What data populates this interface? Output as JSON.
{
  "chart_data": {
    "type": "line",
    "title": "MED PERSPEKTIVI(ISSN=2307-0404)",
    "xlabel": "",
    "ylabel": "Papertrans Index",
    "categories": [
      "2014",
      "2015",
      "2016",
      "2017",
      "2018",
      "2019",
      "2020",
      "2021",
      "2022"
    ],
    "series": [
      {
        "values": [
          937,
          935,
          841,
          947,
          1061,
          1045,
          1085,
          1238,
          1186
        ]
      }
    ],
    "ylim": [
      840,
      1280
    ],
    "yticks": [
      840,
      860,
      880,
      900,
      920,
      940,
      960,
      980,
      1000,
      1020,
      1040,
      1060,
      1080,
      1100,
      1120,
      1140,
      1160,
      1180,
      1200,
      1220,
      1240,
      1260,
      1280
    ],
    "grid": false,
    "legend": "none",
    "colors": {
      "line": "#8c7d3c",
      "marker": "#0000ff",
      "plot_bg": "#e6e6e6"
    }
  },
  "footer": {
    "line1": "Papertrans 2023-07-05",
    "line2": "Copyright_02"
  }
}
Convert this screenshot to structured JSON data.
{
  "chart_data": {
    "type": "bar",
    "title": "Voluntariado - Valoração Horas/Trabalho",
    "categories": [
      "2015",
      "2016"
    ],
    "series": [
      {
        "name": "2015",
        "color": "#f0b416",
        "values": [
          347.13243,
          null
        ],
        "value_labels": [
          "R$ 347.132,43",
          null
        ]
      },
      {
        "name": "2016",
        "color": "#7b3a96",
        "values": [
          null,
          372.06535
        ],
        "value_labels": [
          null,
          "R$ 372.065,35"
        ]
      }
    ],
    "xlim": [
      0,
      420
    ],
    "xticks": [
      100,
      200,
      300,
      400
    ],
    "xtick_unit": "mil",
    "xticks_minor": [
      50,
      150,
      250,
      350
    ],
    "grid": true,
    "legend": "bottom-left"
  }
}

════════════════

#### [Problem]
Using the listing above, reproduce each line without omission.

#### [Reply to the exercise]
What data populates this interface? Output as JSON.
{
  "chart_data": {
    "type": "line",
    "title": "MED PERSPEKTIVI(ISSN=2307-0404)",
    "xlabel": "",
    "ylabel": "Papertrans Index",
    "categories": [
      "2014",
      "2015",
      "2016",
      "2017",
      "2018",
      "2019",
      "2020",
      "2021",
      "2022"
    ],
    "series": [
      {
        "values": [
          937,
          935,
          841,
          947,
          1061,
          1045,
          1085,
          1238,
          1186
        ]
      }
    ],
    "ylim": [
      840,
      1280
    ],
    "yticks": [
      840,
      860,
      880,
      900,
      920,
      940,
      960,
      980,
      1000,
      1020,
      1040,
      1060,
      1080,
      1100,
      1120,
      1140,
      1160,
      1180,
      1200,
      1220,
      1240,
      1260,
      1280
    ],
    "grid": false,
    "legend": "none",
    "colors": {
      "line": "#8c7d3c",
      "marker": "#0000ff",
      "plot_bg": "#e6e6e6"
    }
  },
  "footer": {
    "line1": "Papertrans 2023-07-05",
    "line2": "Copyright_02"
  }
}
Convert this screenshot to structured JSON data.
{
  "chart_data": {
    "type": "bar",
    "title": "Voluntariado - Valoração Horas/Trabalho",
    "categories": [
      "2015",
      "2016"
    ],
    "series": [
      {
        "name": "2015",
        "color": "#f0b416",
        "values": [
          347.13243,
          null
        ],
        "value_labels": [
          "R$ 347.132,43",
          null
        ]
      },
      {
        "name": "2016",
        "color": "#7b3a96",
        "values": [
          null,
          372.06535
        ],
        "value_labels": [
          null,
          "R$ 372.065,35"
        ]
      }
    ],
    "xlim": [
      0,
      420
    ],
    "xticks": [
      100,
      200,
      300,
      400
    ],
    "xtick_unit": "mil",
    "xticks_minor": [
      50,
      150,
      250,
      350
    ],
    "grid": true,
    "legend": "bottom-left"
  }
}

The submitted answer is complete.